··· Information given ···
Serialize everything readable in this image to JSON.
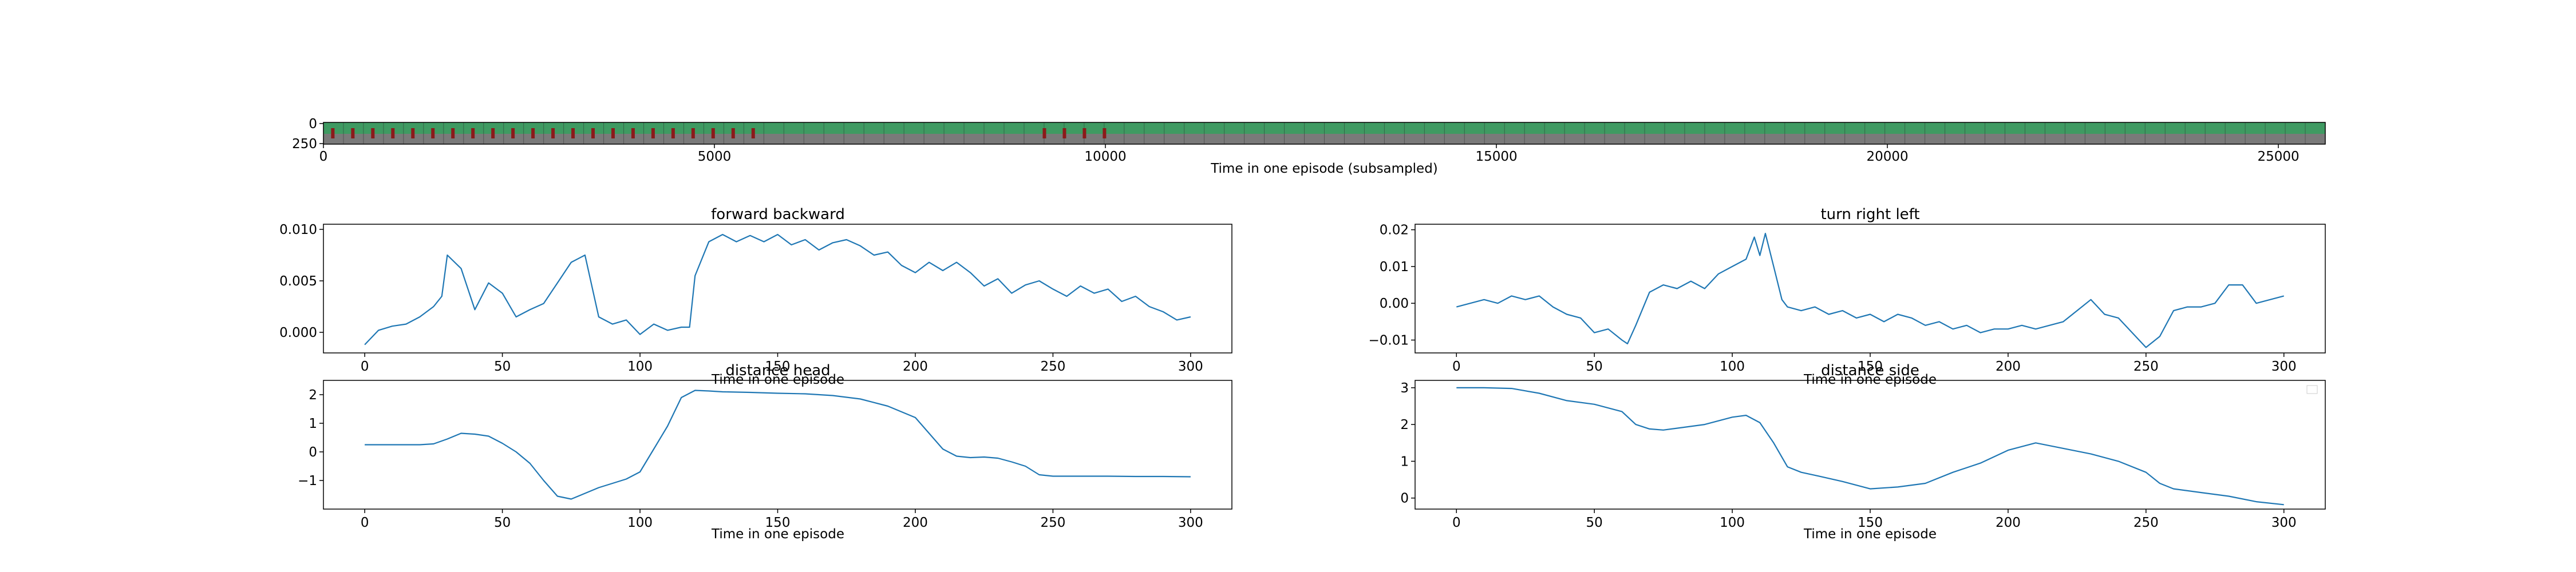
{
  "figure": {
    "strip": {
      "xlabel": "Time in one episode (subsampled)",
      "x_ticks": [
        0,
        5000,
        10000,
        15000,
        20000,
        25000
      ],
      "x_range": [
        0,
        25600
      ],
      "y_ticks": [
        0,
        250
      ],
      "frame_colors": {
        "arena_green": "#3f9a62",
        "floor_gray": "#7a7a7a",
        "marker_red": "#8b1a1a",
        "wall_dark": "#2e2e2e"
      },
      "red_marker_ranges": [
        [
          0,
          5700
        ],
        [
          9100,
          10000
        ]
      ]
    }
  },
  "chart_data": [
    {
      "type": "line",
      "title": "forward backward",
      "xlabel": "Time in one episode",
      "ylabel": "",
      "xlim": [
        -15,
        315
      ],
      "ylim": [
        -0.002,
        0.0105
      ],
      "x_ticks": [
        0,
        50,
        100,
        150,
        200,
        250,
        300
      ],
      "y_ticks": [
        0.0,
        0.005,
        0.01
      ],
      "y_tick_labels": [
        "0.000",
        "0.005",
        "0.010"
      ],
      "color": "#1f77b4",
      "x": [
        0,
        5,
        10,
        15,
        20,
        25,
        28,
        30,
        35,
        40,
        45,
        50,
        55,
        60,
        65,
        70,
        75,
        80,
        85,
        90,
        95,
        100,
        105,
        110,
        115,
        118,
        120,
        125,
        130,
        135,
        140,
        145,
        150,
        155,
        160,
        165,
        170,
        175,
        180,
        185,
        190,
        195,
        200,
        205,
        210,
        215,
        220,
        225,
        230,
        235,
        240,
        245,
        250,
        255,
        260,
        265,
        270,
        275,
        280,
        285,
        290,
        295,
        300
      ],
      "y": [
        -0.0012,
        0.0002,
        0.0006,
        0.0008,
        0.0015,
        0.0025,
        0.0035,
        0.0075,
        0.0062,
        0.0022,
        0.0048,
        0.0038,
        0.0015,
        0.0022,
        0.0028,
        0.0048,
        0.0068,
        0.0075,
        0.0015,
        0.0008,
        0.0012,
        -0.0002,
        0.0008,
        0.0002,
        0.0005,
        0.0005,
        0.0055,
        0.0088,
        0.0095,
        0.0088,
        0.0094,
        0.0088,
        0.0095,
        0.0085,
        0.009,
        0.008,
        0.0087,
        0.009,
        0.0084,
        0.0075,
        0.0078,
        0.0065,
        0.0058,
        0.0068,
        0.006,
        0.0068,
        0.0058,
        0.0045,
        0.0052,
        0.0038,
        0.0046,
        0.005,
        0.0042,
        0.0035,
        0.0045,
        0.0038,
        0.0042,
        0.003,
        0.0035,
        0.0025,
        0.002,
        0.0012,
        0.0015
      ]
    },
    {
      "type": "line",
      "title": "turn right left",
      "xlabel": "Time in one episode",
      "ylabel": "",
      "xlim": [
        -15,
        315
      ],
      "ylim": [
        -0.0135,
        0.0215
      ],
      "x_ticks": [
        0,
        50,
        100,
        150,
        200,
        250,
        300
      ],
      "y_ticks": [
        -0.01,
        0.0,
        0.01,
        0.02
      ],
      "y_tick_labels": [
        "−0.01",
        "0.00",
        "0.01",
        "0.02"
      ],
      "color": "#1f77b4",
      "x": [
        0,
        5,
        10,
        15,
        20,
        25,
        30,
        35,
        40,
        45,
        50,
        55,
        60,
        62,
        65,
        70,
        75,
        80,
        85,
        90,
        95,
        100,
        105,
        108,
        110,
        112,
        115,
        118,
        120,
        125,
        130,
        135,
        140,
        145,
        150,
        155,
        160,
        165,
        170,
        175,
        180,
        185,
        190,
        195,
        200,
        205,
        210,
        215,
        220,
        225,
        230,
        235,
        240,
        245,
        250,
        255,
        260,
        265,
        270,
        275,
        280,
        285,
        290,
        295,
        300
      ],
      "y": [
        -0.001,
        0.0,
        0.001,
        0.0,
        0.002,
        0.001,
        0.002,
        -0.001,
        -0.003,
        -0.004,
        -0.008,
        -0.007,
        -0.01,
        -0.011,
        -0.006,
        0.003,
        0.005,
        0.004,
        0.006,
        0.004,
        0.008,
        0.01,
        0.012,
        0.018,
        0.013,
        0.019,
        0.01,
        0.001,
        -0.001,
        -0.002,
        -0.001,
        -0.003,
        -0.002,
        -0.004,
        -0.003,
        -0.005,
        -0.003,
        -0.004,
        -0.006,
        -0.005,
        -0.007,
        -0.006,
        -0.008,
        -0.007,
        -0.007,
        -0.006,
        -0.007,
        -0.006,
        -0.005,
        -0.002,
        0.001,
        -0.003,
        -0.004,
        -0.008,
        -0.012,
        -0.009,
        -0.002,
        -0.001,
        -0.001,
        0.0,
        0.005,
        0.005,
        0.0,
        0.001,
        0.002
      ]
    },
    {
      "type": "line",
      "title": "distance head",
      "xlabel": "Time in one episode",
      "ylabel": "",
      "xlim": [
        -15,
        315
      ],
      "ylim": [
        -2.0,
        2.5
      ],
      "x_ticks": [
        0,
        50,
        100,
        150,
        200,
        250,
        300
      ],
      "y_ticks": [
        -1,
        0,
        1,
        2
      ],
      "y_tick_labels": [
        "−1",
        "0",
        "1",
        "2"
      ],
      "color": "#1f77b4",
      "x": [
        0,
        10,
        20,
        25,
        30,
        35,
        40,
        45,
        50,
        55,
        60,
        65,
        70,
        75,
        80,
        85,
        90,
        95,
        100,
        105,
        110,
        115,
        120,
        125,
        130,
        140,
        150,
        160,
        170,
        180,
        190,
        200,
        205,
        210,
        215,
        220,
        225,
        230,
        235,
        240,
        245,
        250,
        260,
        270,
        280,
        290,
        300
      ],
      "y": [
        0.25,
        0.25,
        0.25,
        0.28,
        0.45,
        0.65,
        0.62,
        0.55,
        0.3,
        0.0,
        -0.4,
        -1.0,
        -1.55,
        -1.65,
        -1.45,
        -1.25,
        -1.1,
        -0.95,
        -0.7,
        0.1,
        0.9,
        1.9,
        2.15,
        2.13,
        2.1,
        2.08,
        2.05,
        2.03,
        1.97,
        1.85,
        1.6,
        1.2,
        0.65,
        0.1,
        -0.15,
        -0.2,
        -0.18,
        -0.22,
        -0.35,
        -0.5,
        -0.8,
        -0.85,
        -0.85,
        -0.85,
        -0.86,
        -0.86,
        -0.87
      ]
    },
    {
      "type": "line",
      "title": "distance side",
      "xlabel": "Time in one episode",
      "ylabel": "",
      "xlim": [
        -15,
        315
      ],
      "ylim": [
        -0.3,
        3.2
      ],
      "x_ticks": [
        0,
        50,
        100,
        150,
        200,
        250,
        300
      ],
      "y_ticks": [
        0,
        1,
        2,
        3
      ],
      "y_tick_labels": [
        "0",
        "1",
        "2",
        "3"
      ],
      "color": "#1f77b4",
      "x": [
        0,
        10,
        20,
        30,
        40,
        50,
        60,
        65,
        70,
        75,
        80,
        90,
        100,
        105,
        110,
        115,
        120,
        125,
        130,
        140,
        150,
        160,
        170,
        180,
        190,
        200,
        210,
        220,
        230,
        240,
        250,
        255,
        260,
        270,
        280,
        290,
        300
      ],
      "y": [
        3.0,
        3.0,
        2.98,
        2.85,
        2.65,
        2.55,
        2.35,
        2.0,
        1.88,
        1.85,
        1.9,
        2.0,
        2.2,
        2.25,
        2.05,
        1.5,
        0.85,
        0.7,
        0.62,
        0.45,
        0.25,
        0.3,
        0.4,
        0.7,
        0.95,
        1.3,
        1.5,
        1.35,
        1.2,
        1.0,
        0.7,
        0.4,
        0.25,
        0.15,
        0.05,
        -0.1,
        -0.18
      ]
    }
  ]
}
···
Set problem: Each record above is to be restated exactly, with its pictures removed from the copy.

Result for this exercise:
Serialize everything readable in this image to JSON.
{
  "figure": {
    "strip": {
      "xlabel": "Time in one episode (subsampled)",
      "x_ticks": [
        0,
        5000,
        10000,
        15000,
        20000,
        25000
      ],
      "x_range": [
        0,
        25600
      ],
      "y_ticks": [
        0,
        250
      ],
      "frame_colors": {
        "arena_green": "#3f9a62",
        "floor_gray": "#7a7a7a",
        "marker_red": "#8b1a1a",
        "wall_dark": "#2e2e2e"
      },
      "red_marker_ranges": [
        [
          0,
          5700
        ],
        [
          9100,
          10000
        ]
      ]
    }
  },
  "chart_data": [
    {
      "type": "line",
      "title": "forward backward",
      "xlabel": "Time in one episode",
      "ylabel": "",
      "xlim": [
        -15,
        315
      ],
      "ylim": [
        -0.002,
        0.0105
      ],
      "x_ticks": [
        0,
        50,
        100,
        150,
        200,
        250,
        300
      ],
      "y_ticks": [
        0.0,
        0.005,
        0.01
      ],
      "y_tick_labels": [
        "0.000",
        "0.005",
        "0.010"
      ],
      "color": "#1f77b4",
      "x": [
        0,
        5,
        10,
        15,
        20,
        25,
        28,
        30,
        35,
        40,
        45,
        50,
        55,
        60,
        65,
        70,
        75,
        80,
        85,
        90,
        95,
        100,
        105,
        110,
        115,
        118,
        120,
        125,
        130,
        135,
        140,
        145,
        150,
        155,
        160,
        165,
        170,
        175,
        180,
        185,
        190,
        195,
        200,
        205,
        210,
        215,
        220,
        225,
        230,
        235,
        240,
        245,
        250,
        255,
        260,
        265,
        270,
        275,
        280,
        285,
        290,
        295,
        300
      ],
      "y": [
        -0.0012,
        0.0002,
        0.0006,
        0.0008,
        0.0015,
        0.0025,
        0.0035,
        0.0075,
        0.0062,
        0.0022,
        0.0048,
        0.0038,
        0.0015,
        0.0022,
        0.0028,
        0.0048,
        0.0068,
        0.0075,
        0.0015,
        0.0008,
        0.0012,
        -0.0002,
        0.0008,
        0.0002,
        0.0005,
        0.0005,
        0.0055,
        0.0088,
        0.0095,
        0.0088,
        0.0094,
        0.0088,
        0.0095,
        0.0085,
        0.009,
        0.008,
        0.0087,
        0.009,
        0.0084,
        0.0075,
        0.0078,
        0.0065,
        0.0058,
        0.0068,
        0.006,
        0.0068,
        0.0058,
        0.0045,
        0.0052,
        0.0038,
        0.0046,
        0.005,
        0.0042,
        0.0035,
        0.0045,
        0.0038,
        0.0042,
        0.003,
        0.0035,
        0.0025,
        0.002,
        0.0012,
        0.0015
      ]
    },
    {
      "type": "line",
      "title": "turn right left",
      "xlabel": "Time in one episode",
      "ylabel": "",
      "xlim": [
        -15,
        315
      ],
      "ylim": [
        -0.0135,
        0.0215
      ],
      "x_ticks": [
        0,
        50,
        100,
        150,
        200,
        250,
        300
      ],
      "y_ticks": [
        -0.01,
        0.0,
        0.01,
        0.02
      ],
      "y_tick_labels": [
        "−0.01",
        "0.00",
        "0.01",
        "0.02"
      ],
      "color": "#1f77b4",
      "x": [
        0,
        5,
        10,
        15,
        20,
        25,
        30,
        35,
        40,
        45,
        50,
        55,
        60,
        62,
        65,
        70,
        75,
        80,
        85,
        90,
        95,
        100,
        105,
        108,
        110,
        112,
        115,
        118,
        120,
        125,
        130,
        135,
        140,
        145,
        150,
        155,
        160,
        165,
        170,
        175,
        180,
        185,
        190,
        195,
        200,
        205,
        210,
        215,
        220,
        225,
        230,
        235,
        240,
        245,
        250,
        255,
        260,
        265,
        270,
        275,
        280,
        285,
        290,
        295,
        300
      ],
      "y": [
        -0.001,
        0.0,
        0.001,
        0.0,
        0.002,
        0.001,
        0.002,
        -0.001,
        -0.003,
        -0.004,
        -0.008,
        -0.007,
        -0.01,
        -0.011,
        -0.006,
        0.003,
        0.005,
        0.004,
        0.006,
        0.004,
        0.008,
        0.01,
        0.012,
        0.018,
        0.013,
        0.019,
        0.01,
        0.001,
        -0.001,
        -0.002,
        -0.001,
        -0.003,
        -0.002,
        -0.004,
        -0.003,
        -0.005,
        -0.003,
        -0.004,
        -0.006,
        -0.005,
        -0.007,
        -0.006,
        -0.008,
        -0.007,
        -0.007,
        -0.006,
        -0.007,
        -0.006,
        -0.005,
        -0.002,
        0.001,
        -0.003,
        -0.004,
        -0.008,
        -0.012,
        -0.009,
        -0.002,
        -0.001,
        -0.001,
        0.0,
        0.005,
        0.005,
        0.0,
        0.001,
        0.002
      ]
    },
    {
      "type": "line",
      "title": "distance head",
      "xlabel": "Time in one episode",
      "ylabel": "",
      "xlim": [
        -15,
        315
      ],
      "ylim": [
        -2.0,
        2.5
      ],
      "x_ticks": [
        0,
        50,
        100,
        150,
        200,
        250,
        300
      ],
      "y_ticks": [
        -1,
        0,
        1,
        2
      ],
      "y_tick_labels": [
        "−1",
        "0",
        "1",
        "2"
      ],
      "color": "#1f77b4",
      "x": [
        0,
        10,
        20,
        25,
        30,
        35,
        40,
        45,
        50,
        55,
        60,
        65,
        70,
        75,
        80,
        85,
        90,
        95,
        100,
        105,
        110,
        115,
        120,
        125,
        130,
        140,
        150,
        160,
        170,
        180,
        190,
        200,
        205,
        210,
        215,
        220,
        225,
        230,
        235,
        240,
        245,
        250,
        260,
        270,
        280,
        290,
        300
      ],
      "y": [
        0.25,
        0.25,
        0.25,
        0.28,
        0.45,
        0.65,
        0.62,
        0.55,
        0.3,
        0.0,
        -0.4,
        -1.0,
        -1.55,
        -1.65,
        -1.45,
        -1.25,
        -1.1,
        -0.95,
        -0.7,
        0.1,
        0.9,
        1.9,
        2.15,
        2.13,
        2.1,
        2.08,
        2.05,
        2.03,
        1.97,
        1.85,
        1.6,
        1.2,
        0.65,
        0.1,
        -0.15,
        -0.2,
        -0.18,
        -0.22,
        -0.35,
        -0.5,
        -0.8,
        -0.85,
        -0.85,
        -0.85,
        -0.86,
        -0.86,
        -0.87
      ]
    },
    {
      "type": "line",
      "title": "distance side",
      "xlabel": "Time in one episode",
      "ylabel": "",
      "xlim": [
        -15,
        315
      ],
      "ylim": [
        -0.3,
        3.2
      ],
      "x_ticks": [
        0,
        50,
        100,
        150,
        200,
        250,
        300
      ],
      "y_ticks": [
        0,
        1,
        2,
        3
      ],
      "y_tick_labels": [
        "0",
        "1",
        "2",
        "3"
      ],
      "color": "#1f77b4",
      "x": [
        0,
        10,
        20,
        30,
        40,
        50,
        60,
        65,
        70,
        75,
        80,
        90,
        100,
        105,
        110,
        115,
        120,
        125,
        130,
        140,
        150,
        160,
        170,
        180,
        190,
        200,
        210,
        220,
        230,
        240,
        250,
        255,
        260,
        270,
        280,
        290,
        300
      ],
      "y": [
        3.0,
        3.0,
        2.98,
        2.85,
        2.65,
        2.55,
        2.35,
        2.0,
        1.88,
        1.85,
        1.9,
        2.0,
        2.2,
        2.25,
        2.05,
        1.5,
        0.85,
        0.7,
        0.62,
        0.45,
        0.25,
        0.3,
        0.4,
        0.7,
        0.95,
        1.3,
        1.5,
        1.35,
        1.2,
        1.0,
        0.7,
        0.4,
        0.25,
        0.15,
        0.05,
        -0.1,
        -0.18
      ]
    }
  ]
}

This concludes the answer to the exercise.